Dataset excerpt:
* * * *
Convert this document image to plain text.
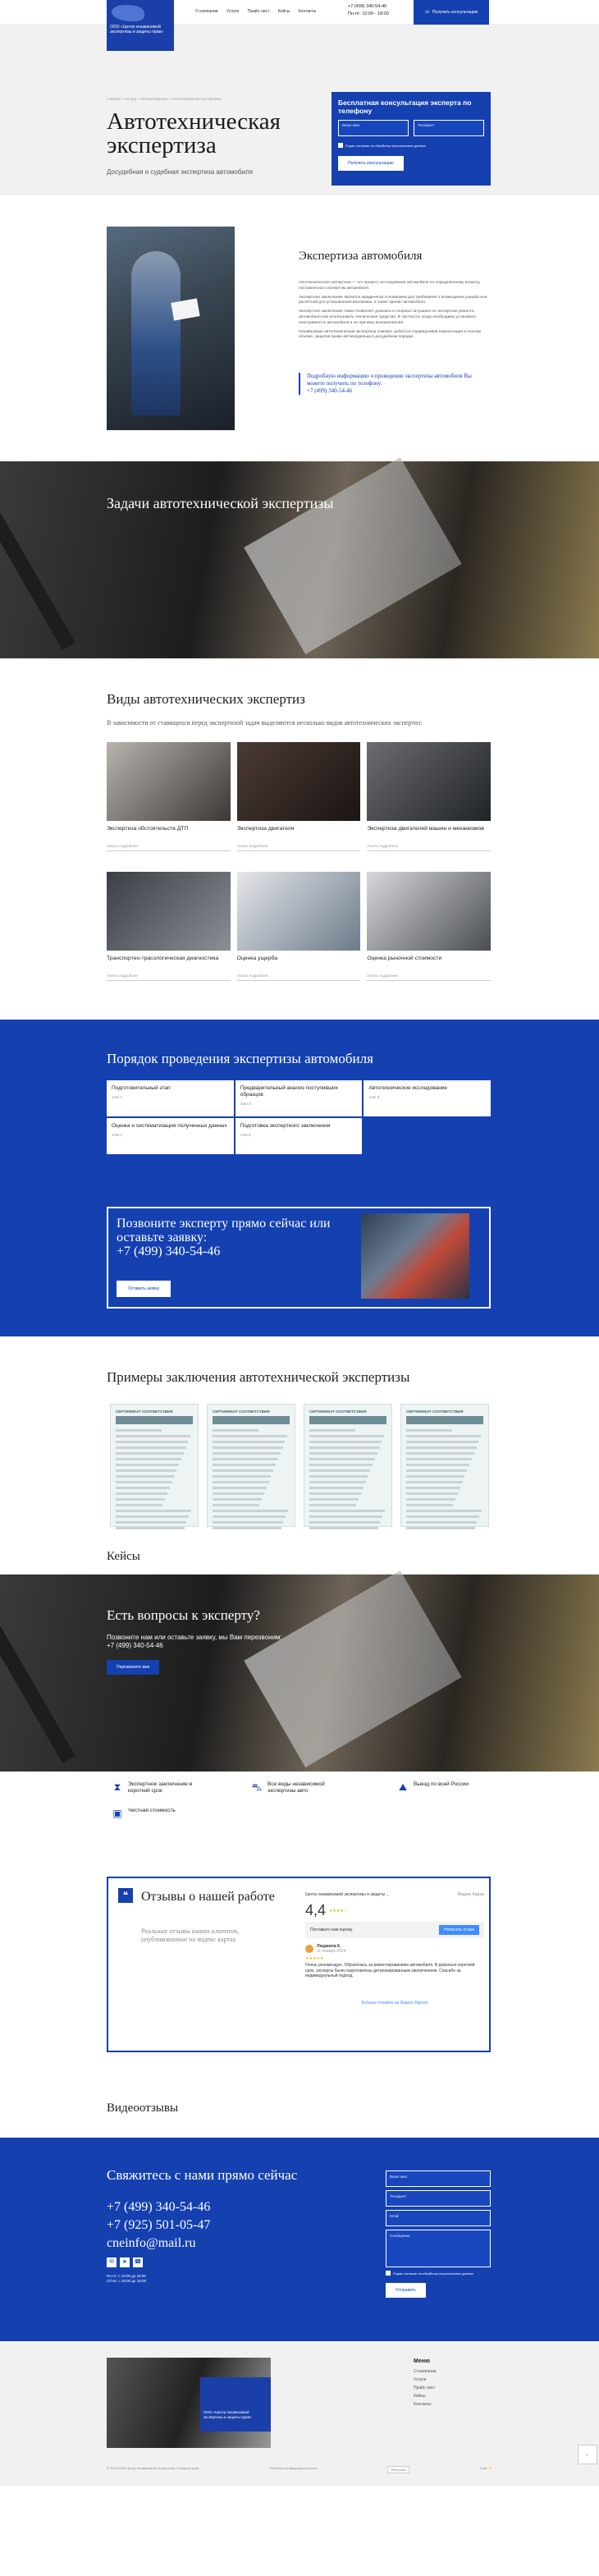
ООО «Центр независимой экспертизы и защиты прав»
О компании Услуги Прайс-лист Кейсы Контакты
+7 (499) 340-54-46
Пн-пт: 10:00 - 18:00	☏ Получить консультацию
Главная > Услуги > Автоэкспертиза > Автотехническая экспертиза
Автотехническая экспертиза
Досудебная и судебная экспертиза автомобиля
Бесплатная консультация эксперта по телефону
Ваше имя	Телефон*
Я даю согласие на обработку персональных данных
Получить консультацию
Экспертиза автомобиля

Автотехническая экспертиза — это процесс исследования автомобиля по определённому вопросу, поставленного экспертом автомобиля.

Экспертное заключение является юридически основанием для требования о возмещении ущерба или расчётной для установления виновника, а также причин автомобиля.

Экспертное заключение также позволяет доказать в спорных ситуациях по экспертизе ремонта автомобиля или использовать технические средства. В частности, когда необходимо установить неисправность автомобиля и её причины возникновения.

Независимая автотехническая экспертиза поможет добиться справедливой компенсации в полном объёме, защитив права автовладельца в досудебном порядке.

Подробную информацию о проведении экспертизы автомобиля Вы можете получить по телефону:
+7 (499) 340-54-46
Задачи автотехнической экспертизы
Виды автотехнических экспертиз
В зависимости от ставящихся перед экспертизой задач выделяются несколько видов автотехнических экспертиз:
Экспертиза обстоятельств ДТП
Узнать подробнее
Экспертиза двигателя
Узнать подробнее
Экспертиза двигателей машин и механизмов
Узнать подробнее
Транспортно-трасологическая диагностика
Узнать подробнее
Оценка ущерба
Узнать подробнее
Оценка рыночной стоимости
Узнать подробнее
Порядок проведения экспертизы автомобиля
Подготовительный этап
этап 1
Предварительный анализ поступивших образцов
этап 2
Автотехническое исследование
этап 3
Оценка и систематизация полученных данных
этап 4
Подготовка экспертного заключения
этап 5
Позвоните эксперту прямо сейчас или оставьте заявку:
+7 (499) 340-54-46
Оставить заявку
Примеры заключения автотехнической экспертизы
СЕРТИФИКАТ СООТВЕТСТВИЯ	СЕРТИФИКАТ СООТВЕТСТВИЯ	СЕРТИФИКАТ СООТВЕТСТВИЯ	СЕРТИФИКАТ СООТВЕТСТВИЯ
Кейсы
Есть вопросы к эксперту?
Позвоните нам или оставьте заявку, мы Вам перезвоним: +7 (499) 340-54-46
Перезвоните мне
⧗	Экспертное заключение в короткий срок	⛍ Все виды независимой экспертизы авто	⛰	Выезд по всей России
▣ Честная стоимость
❝ Отзывы о нашей работе
Реальные отзывы наших клиентов, опубликованные на яндекс картах
Центр независимой экспертизы и защиты ...	Яндекс Карты
4,4 ★★★★☆
Поставьте нам оценку	Написать отзыв
Людмила К.
11 января 2024
★★★★★
Очень рекомендую. Обратилась за ремонтированием автомобиля. В довольно короткий срок, эксперты были подготовлены детализированным заключением. Спасибо за индивидуальный подход.
Больше отзывов на Яндекс Картах
Видеоотзывы
Свяжитесь с нами прямо сейчас
+7 (499) 340-54-46
+7 (925) 501-05-47
cneinfo@mail.ru
✉	➤	☎
Пн-пт: с 10:00 до 18:00
Сб-вс: с 10:00 до 18:00
Ваше имя
Телефон*
Email
Сообщение
Я даю согласие на обработку персональных данных
Отправить
ООО «Центр независимой экспертизы и защиты прав»
Меню
О компании
Услуги
Прайс-лист
Кейсы
Контакты
© 2023-2024 Центр независимой экспертизы и защиты прав	Политика конфиденциальности	ЯМетрика	Сайт ⚡
✓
* * * *
Report the number of lines that contain "Услуги", with no other words.

■ Answer below ■
3